> EXERCISE DESCRIPTION:
Wherever the word "Comparisons" appears in the entries, copy the whole line.

> MATERIAL FOR THIS EXERCISE:
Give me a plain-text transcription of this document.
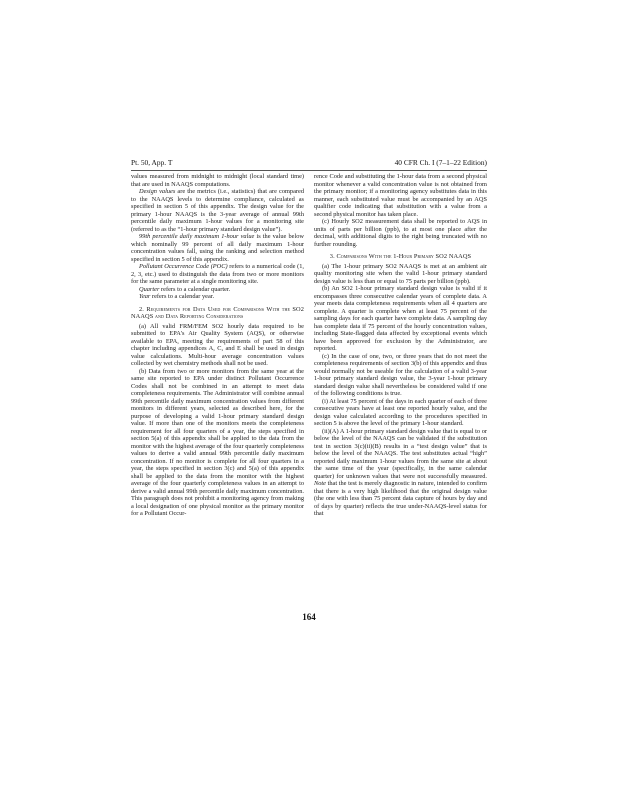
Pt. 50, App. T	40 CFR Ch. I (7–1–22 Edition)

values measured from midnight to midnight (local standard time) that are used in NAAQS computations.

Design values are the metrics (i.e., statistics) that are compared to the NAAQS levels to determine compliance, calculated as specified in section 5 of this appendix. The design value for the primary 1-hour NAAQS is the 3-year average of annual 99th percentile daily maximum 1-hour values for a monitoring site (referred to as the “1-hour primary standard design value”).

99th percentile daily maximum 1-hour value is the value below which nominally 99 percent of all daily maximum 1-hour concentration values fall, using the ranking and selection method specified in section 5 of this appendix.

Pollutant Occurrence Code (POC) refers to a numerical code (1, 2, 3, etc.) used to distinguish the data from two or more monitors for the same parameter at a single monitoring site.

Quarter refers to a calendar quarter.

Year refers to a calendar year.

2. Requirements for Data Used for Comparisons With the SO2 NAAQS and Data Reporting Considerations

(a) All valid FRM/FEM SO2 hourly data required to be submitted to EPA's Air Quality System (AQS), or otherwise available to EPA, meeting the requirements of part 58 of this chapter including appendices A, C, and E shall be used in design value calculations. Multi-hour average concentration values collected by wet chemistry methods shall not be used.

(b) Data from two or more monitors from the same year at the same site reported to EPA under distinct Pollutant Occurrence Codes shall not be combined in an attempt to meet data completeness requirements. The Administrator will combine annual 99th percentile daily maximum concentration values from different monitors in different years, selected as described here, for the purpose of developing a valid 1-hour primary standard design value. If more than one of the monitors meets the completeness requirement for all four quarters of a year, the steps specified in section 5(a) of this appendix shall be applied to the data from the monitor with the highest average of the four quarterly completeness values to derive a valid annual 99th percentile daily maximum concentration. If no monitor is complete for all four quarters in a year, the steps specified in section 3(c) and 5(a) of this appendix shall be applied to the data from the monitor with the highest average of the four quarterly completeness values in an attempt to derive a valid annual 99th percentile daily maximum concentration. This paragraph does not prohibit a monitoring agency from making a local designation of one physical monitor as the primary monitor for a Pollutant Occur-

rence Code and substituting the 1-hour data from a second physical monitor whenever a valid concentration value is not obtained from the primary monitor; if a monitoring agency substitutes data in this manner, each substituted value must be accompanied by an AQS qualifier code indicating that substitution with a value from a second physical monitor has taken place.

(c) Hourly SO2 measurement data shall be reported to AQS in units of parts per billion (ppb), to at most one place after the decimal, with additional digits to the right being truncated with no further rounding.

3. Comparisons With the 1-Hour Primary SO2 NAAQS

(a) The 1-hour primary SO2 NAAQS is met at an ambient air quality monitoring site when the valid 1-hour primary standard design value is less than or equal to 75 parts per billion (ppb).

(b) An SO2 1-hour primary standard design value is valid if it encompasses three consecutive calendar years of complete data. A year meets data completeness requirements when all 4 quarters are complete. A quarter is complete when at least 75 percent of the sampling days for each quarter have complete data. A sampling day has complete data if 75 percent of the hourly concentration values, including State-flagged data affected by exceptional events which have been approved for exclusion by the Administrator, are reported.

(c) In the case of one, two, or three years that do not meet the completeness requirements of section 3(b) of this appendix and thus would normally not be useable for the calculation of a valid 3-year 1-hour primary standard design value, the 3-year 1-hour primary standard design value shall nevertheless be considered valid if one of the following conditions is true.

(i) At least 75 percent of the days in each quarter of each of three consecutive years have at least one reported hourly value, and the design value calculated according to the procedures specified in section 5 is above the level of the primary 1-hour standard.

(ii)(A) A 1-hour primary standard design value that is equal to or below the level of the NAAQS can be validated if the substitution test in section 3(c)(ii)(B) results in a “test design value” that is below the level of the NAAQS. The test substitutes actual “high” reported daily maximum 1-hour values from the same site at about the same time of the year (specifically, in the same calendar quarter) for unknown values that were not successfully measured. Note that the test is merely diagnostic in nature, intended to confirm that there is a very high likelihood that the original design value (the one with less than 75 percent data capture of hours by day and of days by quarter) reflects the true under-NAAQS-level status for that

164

> OUTPUT FOR THIS EXERCISE:
2. Requirements for Data Used for Comparisons With the SO2 NAAQS and Data Reporting Considerations
3. Comparisons With the 1-Hour Primary SO2 NAAQS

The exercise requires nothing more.